§ **The task**: The records below hold pictures; please leave those out and retype the rest exactly.

━━ Data for this exercise ━━

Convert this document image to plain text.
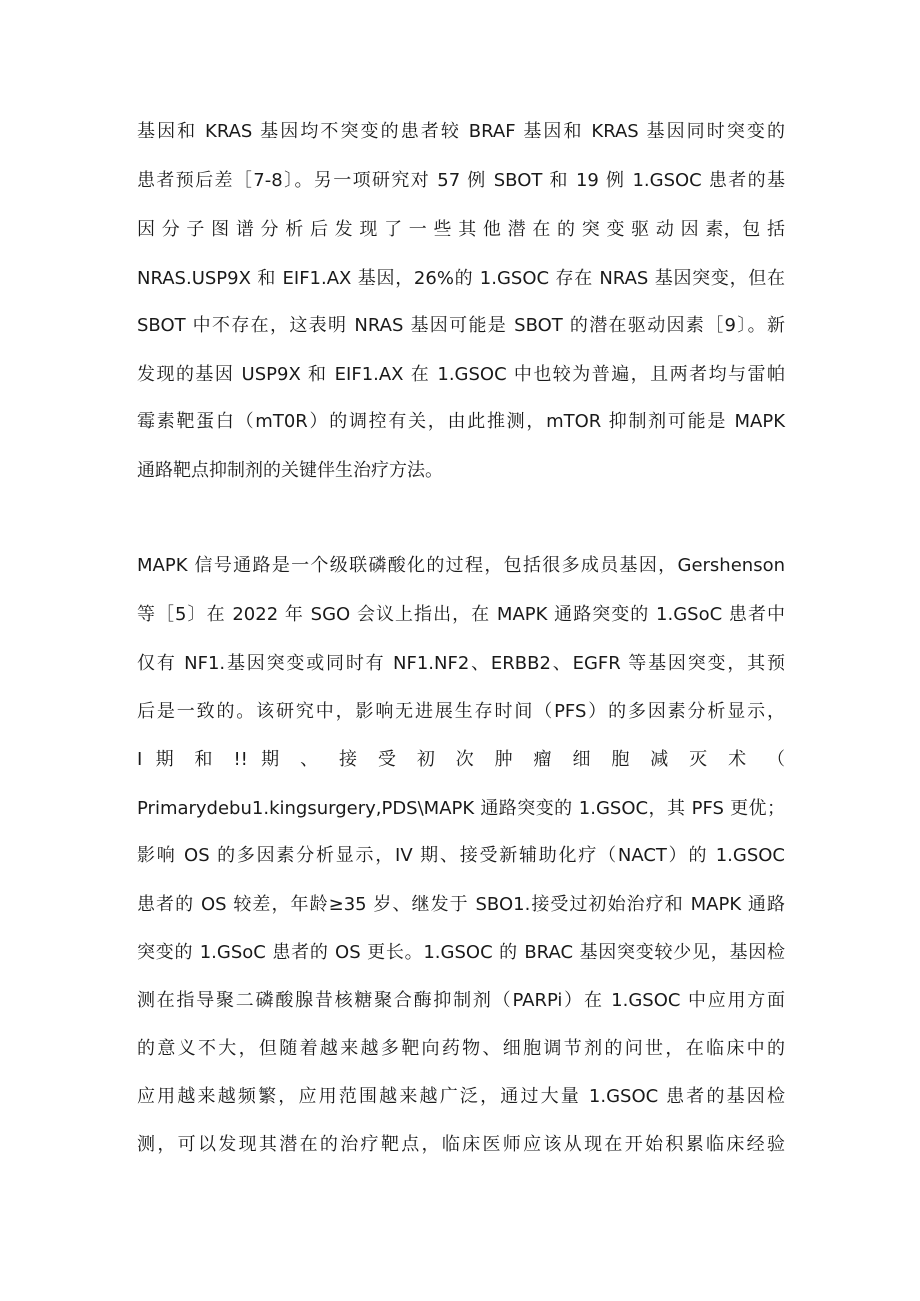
基因和 KRAS 基因均不突变的患者较 BRAF 基因和 KRAS 基因同时突变的
患者预后差［7-8〕。另一项研究对 57 例 SBOT 和 19 例 1.GSOC 患者的基
因 分 子 图 谱 分 析 后 发 现 了 一 些 其 他 潜 在 的 突 变 驱 动 因 素，包 括
NRAS.USP9X 和 EIF1.AX 基因，26%的 1.GSOC 存在 NRAS 基因突变，但在
SBOT 中不存在，这表明 NRAS 基因可能是 SBOT 的潜在驱动因素［9〕。新
发现的基因 USP9X 和 EIF1.AX 在 1.GSOC 中也较为普遍，且两者均与雷帕
霉素靶蛋白（mT0R）的调控有关，由此推测，mTOR 抑制剂可能是 MAPK
通路靶点抑制剂的关键伴生治疗方法。
MAPK 信号通路是一个级联磷酸化的过程，包括很多成员基因，Gershenson
等［5〕在 2022 年 SGO 会议上指出，在 MAPK 通路突变的 1.GSoC 患者中
仅有 NF1.基因突变或同时有 NF1.NF2、ERBB2、EGFR 等基因突变，其预
后是一致的。该研究中，影响无进展生存时间（PFS）的多因素分析显示，
I 期 和 !! 期 、 接 受 初 次 肿 瘤 细 胞 减 灭 术 （
Primarydebu1.kingsurgery,PDS\MAPK 通路突变的 1.GSOC，其 PFS 更优；
影响 OS 的多因素分析显示，IV 期、接受新辅助化疗（NACT）的 1.GSOC
患者的 OS 较差，年龄≥35 岁、继发于 SBO1.接受过初始治疗和 MAPK 通路
突变的 1.GSoC 患者的 OS 更长。1.GSOC 的 BRAC 基因突变较少见，基因检
测在指导聚二磷酸腺昔核糖聚合酶抑制剂（PARPi）在 1.GSOC 中应用方面
的意义不大，但随着越来越多靶向药物、细胞调节剂的问世，在临床中的
应用越来越频繁，应用范围越来越广泛，通过大量 1.GSOC 患者的基因检
测，可以发现其潜在的治疗靶点，临床医师应该从现在开始积累临床经验
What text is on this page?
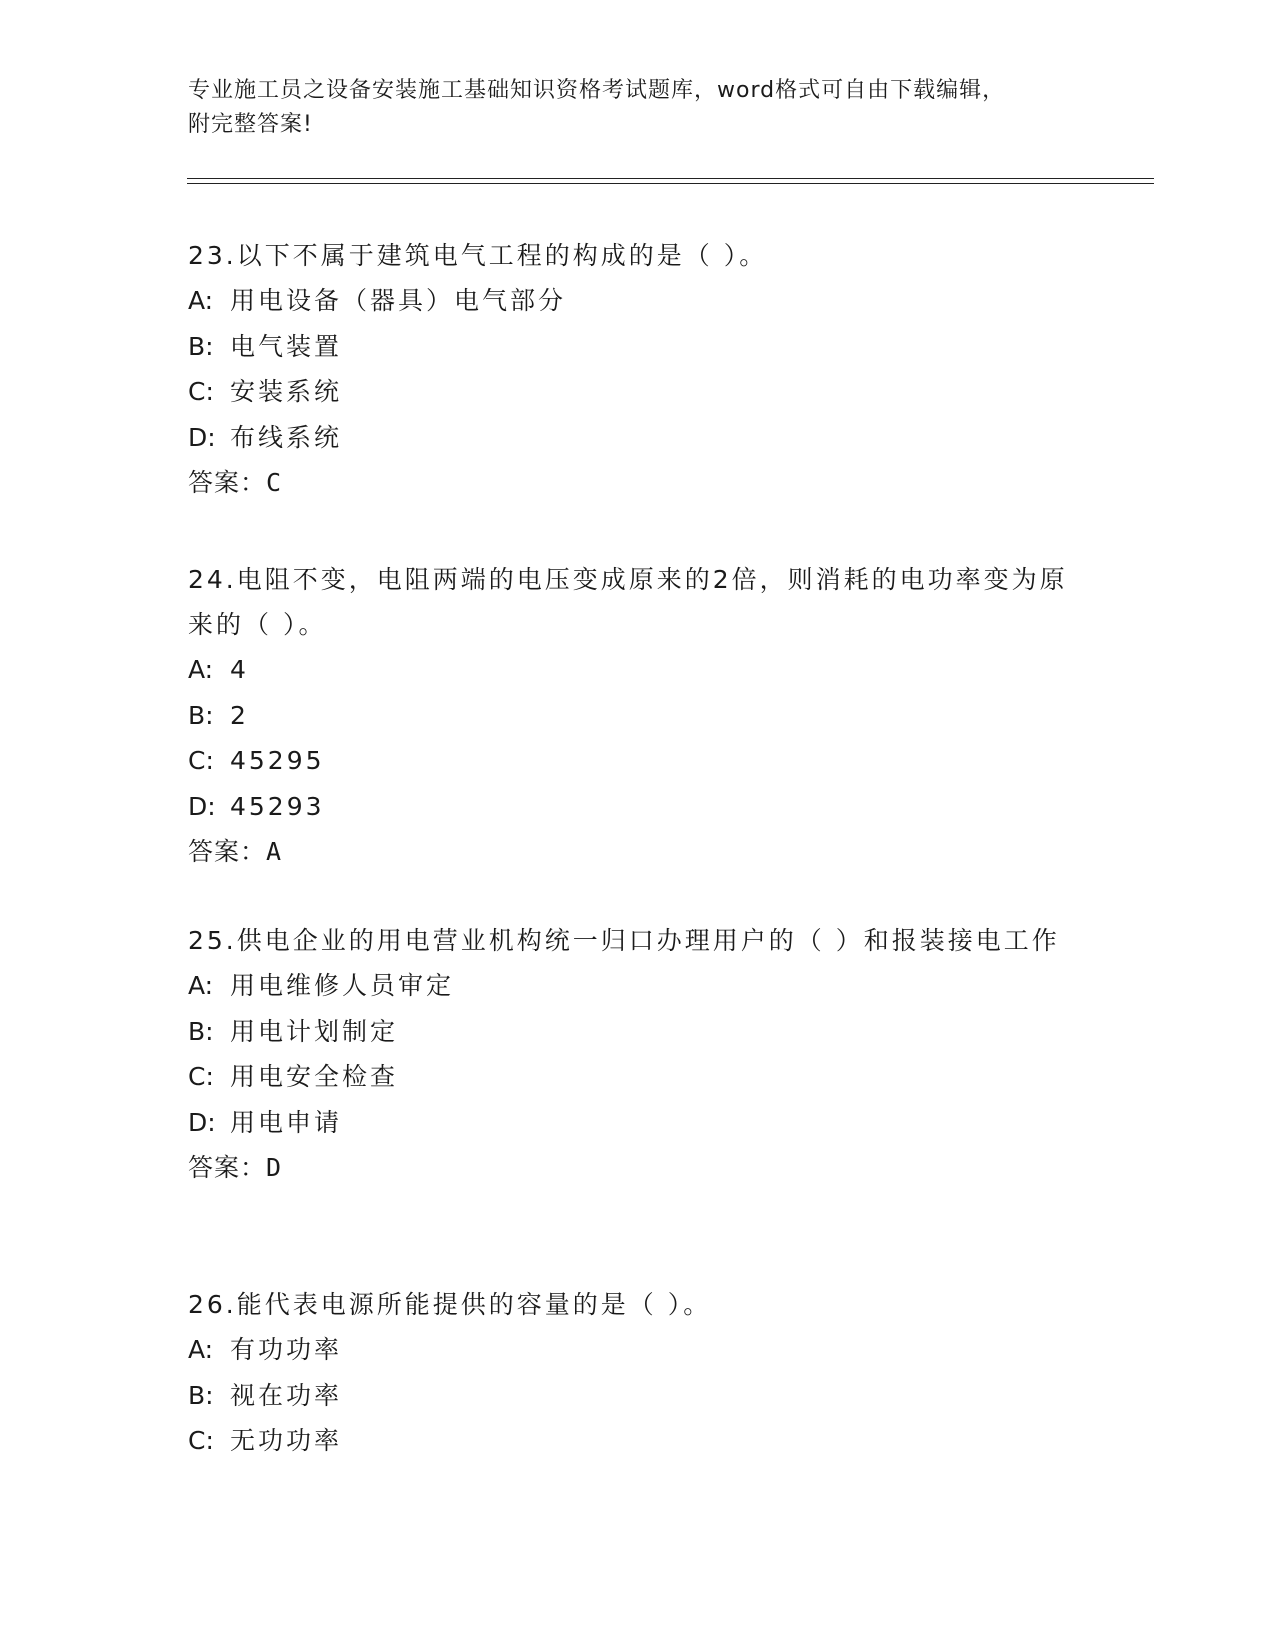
专业施工员之设备安装施工基础知识资格考试题库，word格式可自由下载编辑，
附完整答案!

23.以下不属于建筑电气工程的构成的是（ ）。

A: 用电设备（器具）电气部分

B: 电气装置

C: 安装系统

D: 布线系统

答案：C

24.电阻不变，电阻两端的电压变成原来的2倍，则消耗的电功率变为原来的（ ）。

A: 4

B: 2

C: 45295

D: 45293

答案：A

25.供电企业的用电营业机构统一归口办理用户的（ ）和报装接电工作

A: 用电维修人员审定

B: 用电计划制定

C: 用电安全检查

D: 用电申请

答案：D

26.能代表电源所能提供的容量的是（ ）。

A: 有功功率

B: 视在功率

C: 无功功率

━━━

§ **Written solution**:
Convert this document image to plain text.
基因和 KRAS 基因均不突变的患者较 BRAF 基因和 KRAS 基因同时突变的
患者预后差［7-8〕。另一项研究对 57 例 SBOT 和 19 例 1.GSOC 患者的基
因 分 子 图 谱 分 析 后 发 现 了 一 些 其 他 潜 在 的 突 变 驱 动 因 素，包 括
NRAS.USP9X 和 EIF1.AX 基因，26%的 1.GSOC 存在 NRAS 基因突变，但在
SBOT 中不存在，这表明 NRAS 基因可能是 SBOT 的潜在驱动因素［9〕。新
发现的基因 USP9X 和 EIF1.AX 在 1.GSOC 中也较为普遍，且两者均与雷帕
霉素靶蛋白（mT0R）的调控有关，由此推测，mTOR 抑制剂可能是 MAPK
通路靶点抑制剂的关键伴生治疗方法。
MAPK 信号通路是一个级联磷酸化的过程，包括很多成员基因，Gershenson
等［5〕在 2022 年 SGO 会议上指出，在 MAPK 通路突变的 1.GSoC 患者中
仅有 NF1.基因突变或同时有 NF1.NF2、ERBB2、EGFR 等基因突变，其预
后是一致的。该研究中，影响无进展生存时间（PFS）的多因素分析显示，
I 期 和 !! 期 、 接 受 初 次 肿 瘤 细 胞 减 灭 术 （
Primarydebu1.kingsurgery,PDS\MAPK 通路突变的 1.GSOC，其 PFS 更优；
影响 OS 的多因素分析显示，IV 期、接受新辅助化疗（NACT）的 1.GSOC
患者的 OS 较差，年龄≥35 岁、继发于 SBO1.接受过初始治疗和 MAPK 通路
突变的 1.GSoC 患者的 OS 更长。1.GSOC 的 BRAC 基因突变较少见，基因检
测在指导聚二磷酸腺昔核糖聚合酶抑制剂（PARPi）在 1.GSOC 中应用方面
的意义不大，但随着越来越多靶向药物、细胞调节剂的问世，在临床中的
应用越来越频繁，应用范围越来越广泛，通过大量 1.GSOC 患者的基因检
测，可以发现其潜在的治疗靶点，临床医师应该从现在开始积累临床经验
What text is on this page?
专业施工员之设备安装施工基础知识资格考试题库，word格式可自由下载编辑，
附完整答案!

23.以下不属于建筑电气工程的构成的是（ ）。

A: 用电设备（器具）电气部分

B: 电气装置

C: 安装系统

D: 布线系统

答案：C

24.电阻不变，电阻两端的电压变成原来的2倍，则消耗的电功率变为原来的（ ）。

A: 4

B: 2

C: 45295

D: 45293

答案：A

25.供电企业的用电营业机构统一归口办理用户的（ ）和报装接电工作

A: 用电维修人员审定

B: 用电计划制定

C: 用电安全检查

D: 用电申请

答案：D

26.能代表电源所能提供的容量的是（ ）。

A: 有功功率

B: 视在功率

C: 无功功率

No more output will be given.